-- DATASET EXCERPTS --
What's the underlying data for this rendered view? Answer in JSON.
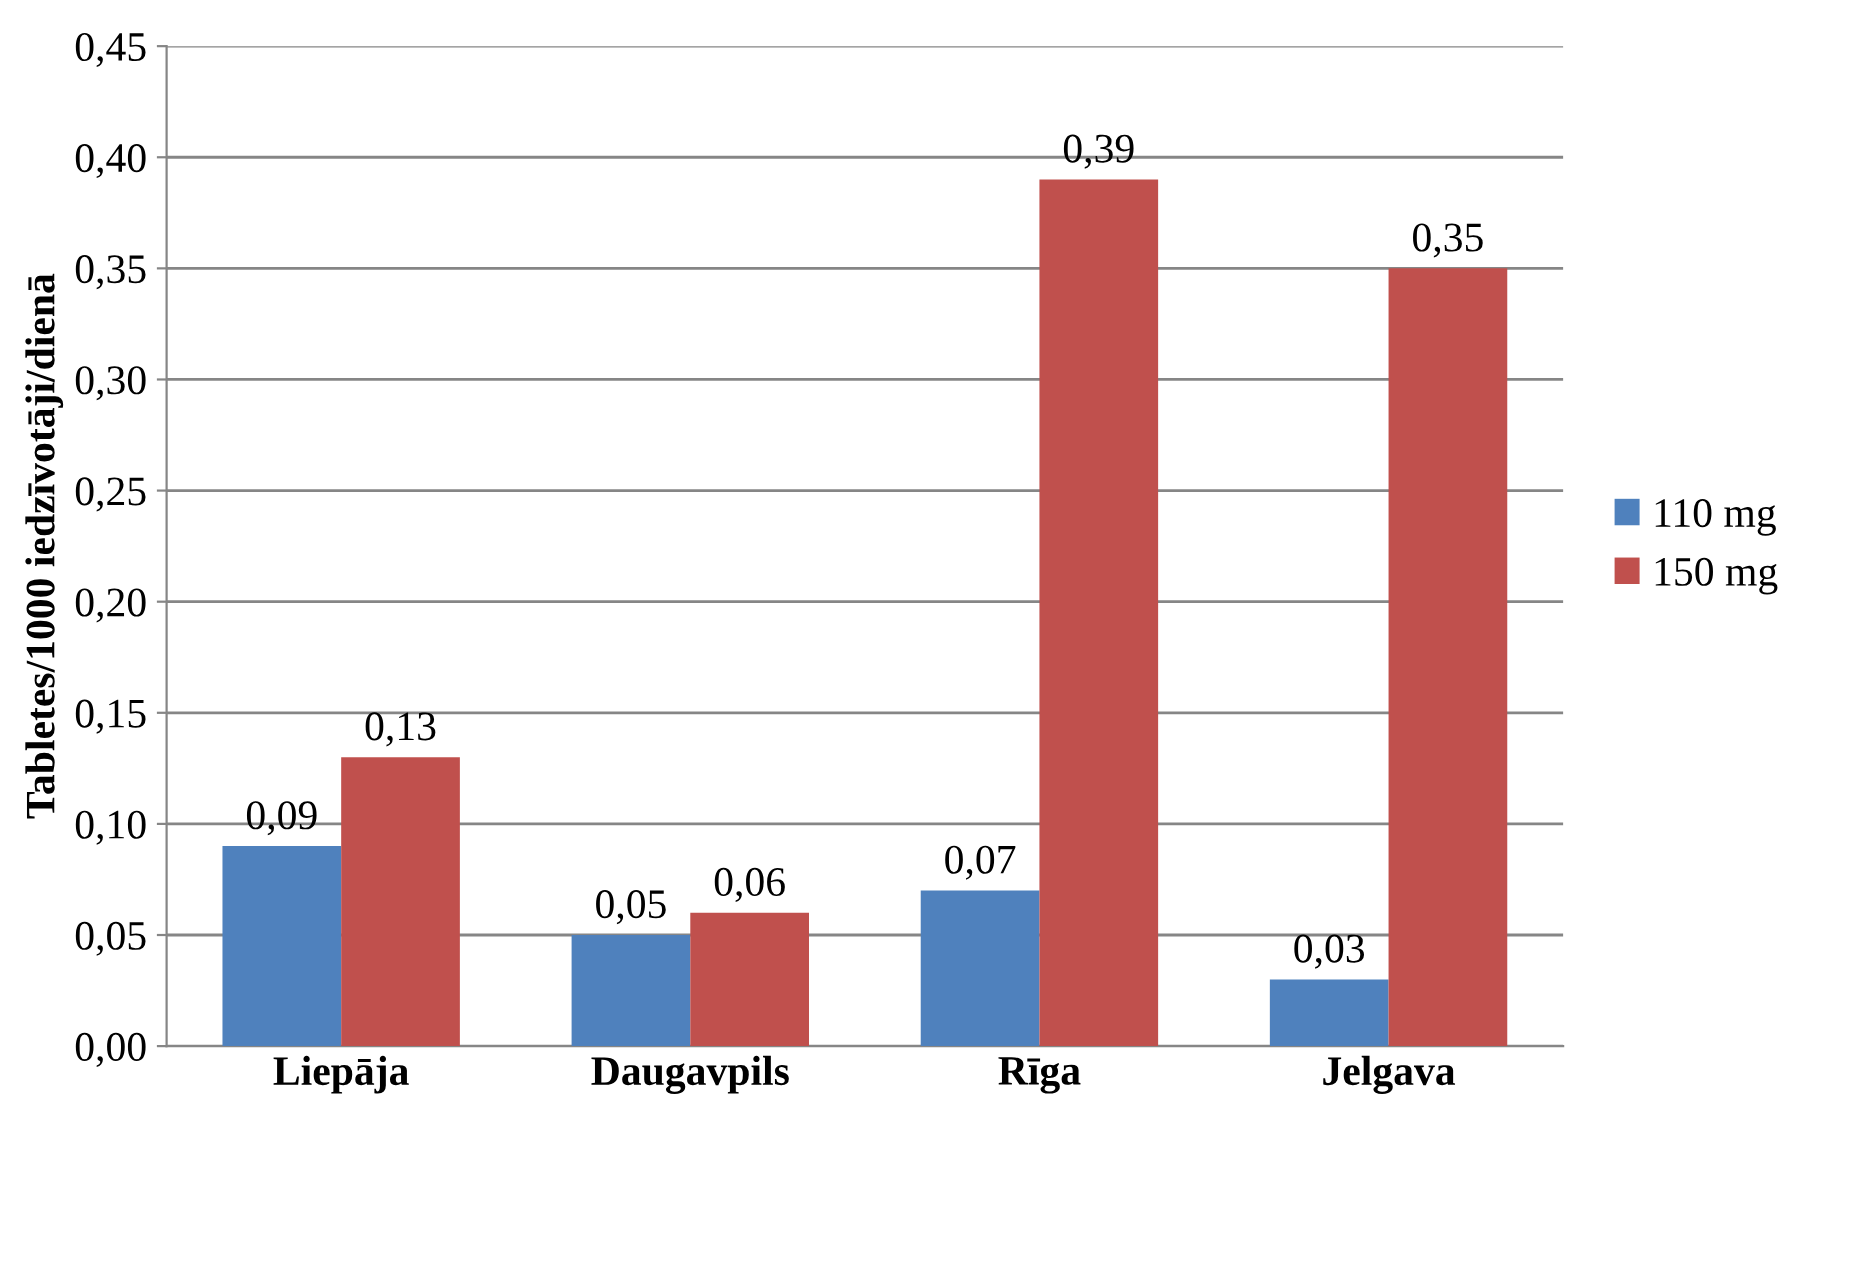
{
  "chart_data": {
    "type": "bar",
    "ylabel": "Tabletes/1000 iedzīvotāji/dienā",
    "categories": [
      "Liepāja",
      "Daugavpils",
      "Rīga",
      "Jelgava"
    ],
    "series": [
      {
        "name": "110 mg",
        "color": "#4f81bd",
        "values": [
          0.09,
          0.05,
          0.07,
          0.03
        ],
        "value_labels": [
          "0,09",
          "0,05",
          "0,07",
          "0,03"
        ]
      },
      {
        "name": "150 mg",
        "color": "#c0504d",
        "values": [
          0.13,
          0.06,
          0.39,
          0.35
        ],
        "value_labels": [
          "0,13",
          "0,06",
          "0,39",
          "0,35"
        ]
      }
    ],
    "ylim": [
      0,
      0.45
    ],
    "yticks": [
      {
        "value": 0,
        "label": "0,00"
      },
      {
        "value": 0.05,
        "label": "0,05"
      },
      {
        "value": 0.1,
        "label": "0,10"
      },
      {
        "value": 0.15,
        "label": "0,15"
      },
      {
        "value": 0.2,
        "label": "0,20"
      },
      {
        "value": 0.25,
        "label": "0,25"
      },
      {
        "value": 0.3,
        "label": "0,30"
      },
      {
        "value": 0.35,
        "label": "0,35"
      },
      {
        "value": 0.4,
        "label": "0,40"
      },
      {
        "value": 0.45,
        "label": "0,45"
      }
    ],
    "grid": "y",
    "legend": "right"
  }
}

-- WHAT YOU SHOULD DO --
Using the material above, set down every line exactly, but skip the pictures.

-- REPLY --
What's the underlying data for this rendered view? Answer in JSON.
{
  "chart_data": {
    "type": "bar",
    "ylabel": "Tabletes/1000 iedzīvotāji/dienā",
    "categories": [
      "Liepāja",
      "Daugavpils",
      "Rīga",
      "Jelgava"
    ],
    "series": [
      {
        "name": "110 mg",
        "color": "#4f81bd",
        "values": [
          0.09,
          0.05,
          0.07,
          0.03
        ],
        "value_labels": [
          "0,09",
          "0,05",
          "0,07",
          "0,03"
        ]
      },
      {
        "name": "150 mg",
        "color": "#c0504d",
        "values": [
          0.13,
          0.06,
          0.39,
          0.35
        ],
        "value_labels": [
          "0,13",
          "0,06",
          "0,39",
          "0,35"
        ]
      }
    ],
    "ylim": [
      0,
      0.45
    ],
    "yticks": [
      {
        "value": 0,
        "label": "0,00"
      },
      {
        "value": 0.05,
        "label": "0,05"
      },
      {
        "value": 0.1,
        "label": "0,10"
      },
      {
        "value": 0.15,
        "label": "0,15"
      },
      {
        "value": 0.2,
        "label": "0,20"
      },
      {
        "value": 0.25,
        "label": "0,25"
      },
      {
        "value": 0.3,
        "label": "0,30"
      },
      {
        "value": 0.35,
        "label": "0,35"
      },
      {
        "value": 0.4,
        "label": "0,40"
      },
      {
        "value": 0.45,
        "label": "0,45"
      }
    ],
    "grid": "y",
    "legend": "right"
  }
}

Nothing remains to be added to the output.